(WHAT TO PRODUCE): Review the material and extract every line in which the word "Vertical" occurs.

Structured figure records
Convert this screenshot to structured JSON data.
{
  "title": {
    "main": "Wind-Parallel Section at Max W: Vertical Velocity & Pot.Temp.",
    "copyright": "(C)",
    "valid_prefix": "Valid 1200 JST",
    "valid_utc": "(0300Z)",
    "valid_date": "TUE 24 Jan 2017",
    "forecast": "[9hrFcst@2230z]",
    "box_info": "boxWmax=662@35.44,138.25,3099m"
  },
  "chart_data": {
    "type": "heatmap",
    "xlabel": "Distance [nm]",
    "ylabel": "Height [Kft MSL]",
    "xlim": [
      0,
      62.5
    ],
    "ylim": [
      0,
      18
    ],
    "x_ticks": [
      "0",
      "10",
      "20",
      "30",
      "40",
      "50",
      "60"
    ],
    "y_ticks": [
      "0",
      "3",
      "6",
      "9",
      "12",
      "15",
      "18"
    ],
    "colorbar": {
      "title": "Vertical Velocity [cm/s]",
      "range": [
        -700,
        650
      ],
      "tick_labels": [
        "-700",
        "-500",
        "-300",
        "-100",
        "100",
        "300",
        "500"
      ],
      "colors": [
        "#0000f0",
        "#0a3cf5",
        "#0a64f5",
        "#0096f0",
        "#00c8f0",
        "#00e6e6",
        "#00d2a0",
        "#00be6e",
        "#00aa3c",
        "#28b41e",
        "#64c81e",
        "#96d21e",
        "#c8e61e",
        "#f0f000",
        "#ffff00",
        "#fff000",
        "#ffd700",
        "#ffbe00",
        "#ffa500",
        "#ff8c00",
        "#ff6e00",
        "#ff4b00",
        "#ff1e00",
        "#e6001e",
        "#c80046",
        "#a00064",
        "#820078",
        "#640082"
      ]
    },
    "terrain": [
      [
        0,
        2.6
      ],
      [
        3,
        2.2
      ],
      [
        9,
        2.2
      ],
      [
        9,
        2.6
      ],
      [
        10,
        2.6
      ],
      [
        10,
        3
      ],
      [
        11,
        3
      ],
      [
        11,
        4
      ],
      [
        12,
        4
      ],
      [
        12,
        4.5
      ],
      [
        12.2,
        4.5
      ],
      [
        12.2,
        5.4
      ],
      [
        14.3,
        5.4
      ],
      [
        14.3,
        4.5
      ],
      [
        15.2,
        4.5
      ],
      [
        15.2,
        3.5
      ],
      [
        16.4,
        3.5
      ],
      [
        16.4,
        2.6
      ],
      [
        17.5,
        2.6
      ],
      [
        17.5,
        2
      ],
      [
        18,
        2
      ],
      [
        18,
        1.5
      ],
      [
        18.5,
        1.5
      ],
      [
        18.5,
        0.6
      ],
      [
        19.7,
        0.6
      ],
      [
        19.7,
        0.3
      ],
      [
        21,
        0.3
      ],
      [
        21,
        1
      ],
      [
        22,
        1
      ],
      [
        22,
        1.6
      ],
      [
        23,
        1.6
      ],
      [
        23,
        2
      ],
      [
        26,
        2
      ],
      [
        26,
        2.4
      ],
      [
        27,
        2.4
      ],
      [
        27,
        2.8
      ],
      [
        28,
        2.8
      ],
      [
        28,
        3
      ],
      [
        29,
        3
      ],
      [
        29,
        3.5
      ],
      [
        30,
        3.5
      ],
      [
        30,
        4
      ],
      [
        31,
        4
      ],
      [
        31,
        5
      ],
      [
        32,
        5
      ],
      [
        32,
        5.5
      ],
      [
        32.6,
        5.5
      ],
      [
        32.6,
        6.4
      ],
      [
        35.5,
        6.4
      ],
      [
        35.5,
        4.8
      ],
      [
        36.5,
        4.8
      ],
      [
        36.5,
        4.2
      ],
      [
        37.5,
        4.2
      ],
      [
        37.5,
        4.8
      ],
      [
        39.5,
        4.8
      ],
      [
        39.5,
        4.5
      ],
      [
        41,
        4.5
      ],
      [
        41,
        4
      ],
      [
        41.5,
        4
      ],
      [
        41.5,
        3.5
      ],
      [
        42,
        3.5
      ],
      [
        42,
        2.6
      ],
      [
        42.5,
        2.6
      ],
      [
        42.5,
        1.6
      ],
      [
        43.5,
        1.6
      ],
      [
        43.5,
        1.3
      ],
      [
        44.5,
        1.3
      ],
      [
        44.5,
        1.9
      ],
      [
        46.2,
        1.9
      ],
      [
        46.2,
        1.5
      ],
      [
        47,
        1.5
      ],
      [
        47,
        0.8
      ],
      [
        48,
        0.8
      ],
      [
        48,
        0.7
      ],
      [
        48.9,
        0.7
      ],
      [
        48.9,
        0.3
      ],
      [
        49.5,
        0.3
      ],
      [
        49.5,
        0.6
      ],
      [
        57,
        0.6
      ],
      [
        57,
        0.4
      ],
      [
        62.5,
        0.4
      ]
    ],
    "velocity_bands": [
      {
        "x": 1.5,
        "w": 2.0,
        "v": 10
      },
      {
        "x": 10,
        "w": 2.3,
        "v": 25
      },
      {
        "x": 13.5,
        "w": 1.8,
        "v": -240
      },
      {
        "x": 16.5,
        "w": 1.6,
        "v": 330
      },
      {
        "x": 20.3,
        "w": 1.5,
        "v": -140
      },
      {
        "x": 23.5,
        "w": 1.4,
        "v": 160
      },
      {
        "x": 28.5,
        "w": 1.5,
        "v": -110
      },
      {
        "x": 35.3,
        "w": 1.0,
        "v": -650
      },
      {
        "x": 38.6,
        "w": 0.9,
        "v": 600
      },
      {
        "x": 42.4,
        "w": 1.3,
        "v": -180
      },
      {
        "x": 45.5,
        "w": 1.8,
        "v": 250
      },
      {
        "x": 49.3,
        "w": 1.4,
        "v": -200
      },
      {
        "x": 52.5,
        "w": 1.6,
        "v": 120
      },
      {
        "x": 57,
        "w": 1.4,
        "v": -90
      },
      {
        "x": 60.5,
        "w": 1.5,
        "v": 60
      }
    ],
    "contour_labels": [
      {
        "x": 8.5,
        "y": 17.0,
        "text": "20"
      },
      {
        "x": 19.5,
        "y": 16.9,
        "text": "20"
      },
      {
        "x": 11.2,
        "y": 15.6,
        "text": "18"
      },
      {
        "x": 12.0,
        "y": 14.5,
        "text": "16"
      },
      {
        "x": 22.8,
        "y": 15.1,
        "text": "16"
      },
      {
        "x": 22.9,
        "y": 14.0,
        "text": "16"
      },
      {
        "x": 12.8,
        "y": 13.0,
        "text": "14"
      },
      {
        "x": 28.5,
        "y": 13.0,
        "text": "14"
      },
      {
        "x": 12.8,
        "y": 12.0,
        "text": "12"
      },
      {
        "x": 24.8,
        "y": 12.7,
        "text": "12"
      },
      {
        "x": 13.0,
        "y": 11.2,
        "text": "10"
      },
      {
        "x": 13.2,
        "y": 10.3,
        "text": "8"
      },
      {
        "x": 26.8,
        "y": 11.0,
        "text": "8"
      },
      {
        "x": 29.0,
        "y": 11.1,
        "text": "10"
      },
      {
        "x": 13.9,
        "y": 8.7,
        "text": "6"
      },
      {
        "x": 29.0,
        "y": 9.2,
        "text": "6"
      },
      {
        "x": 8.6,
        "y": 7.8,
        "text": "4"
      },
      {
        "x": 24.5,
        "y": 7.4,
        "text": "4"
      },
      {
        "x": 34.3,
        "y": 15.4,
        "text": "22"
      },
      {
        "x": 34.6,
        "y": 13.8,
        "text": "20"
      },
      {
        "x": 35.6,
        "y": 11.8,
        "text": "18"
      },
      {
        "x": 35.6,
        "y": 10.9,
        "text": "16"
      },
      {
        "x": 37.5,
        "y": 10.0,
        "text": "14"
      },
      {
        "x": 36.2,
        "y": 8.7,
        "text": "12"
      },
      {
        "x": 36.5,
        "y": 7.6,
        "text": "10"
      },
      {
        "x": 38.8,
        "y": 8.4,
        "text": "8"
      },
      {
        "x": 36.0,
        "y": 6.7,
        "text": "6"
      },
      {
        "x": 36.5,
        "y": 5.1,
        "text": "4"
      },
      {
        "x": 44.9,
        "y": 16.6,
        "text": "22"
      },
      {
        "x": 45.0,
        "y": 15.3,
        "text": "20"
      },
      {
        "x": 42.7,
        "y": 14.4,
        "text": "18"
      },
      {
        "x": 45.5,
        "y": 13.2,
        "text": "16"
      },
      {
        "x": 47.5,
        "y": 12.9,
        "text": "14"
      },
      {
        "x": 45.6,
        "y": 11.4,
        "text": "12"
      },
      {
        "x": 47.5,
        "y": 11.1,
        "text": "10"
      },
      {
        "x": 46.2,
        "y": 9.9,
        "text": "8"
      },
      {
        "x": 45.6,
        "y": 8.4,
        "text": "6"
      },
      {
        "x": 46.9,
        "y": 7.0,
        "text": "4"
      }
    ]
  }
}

(EXPECTED ANSWER):
    "main": "Wind-Parallel Section at Max W: Vertical Velocity & Pot.Temp.",
      "title": "Vertical Velocity [cm/s]",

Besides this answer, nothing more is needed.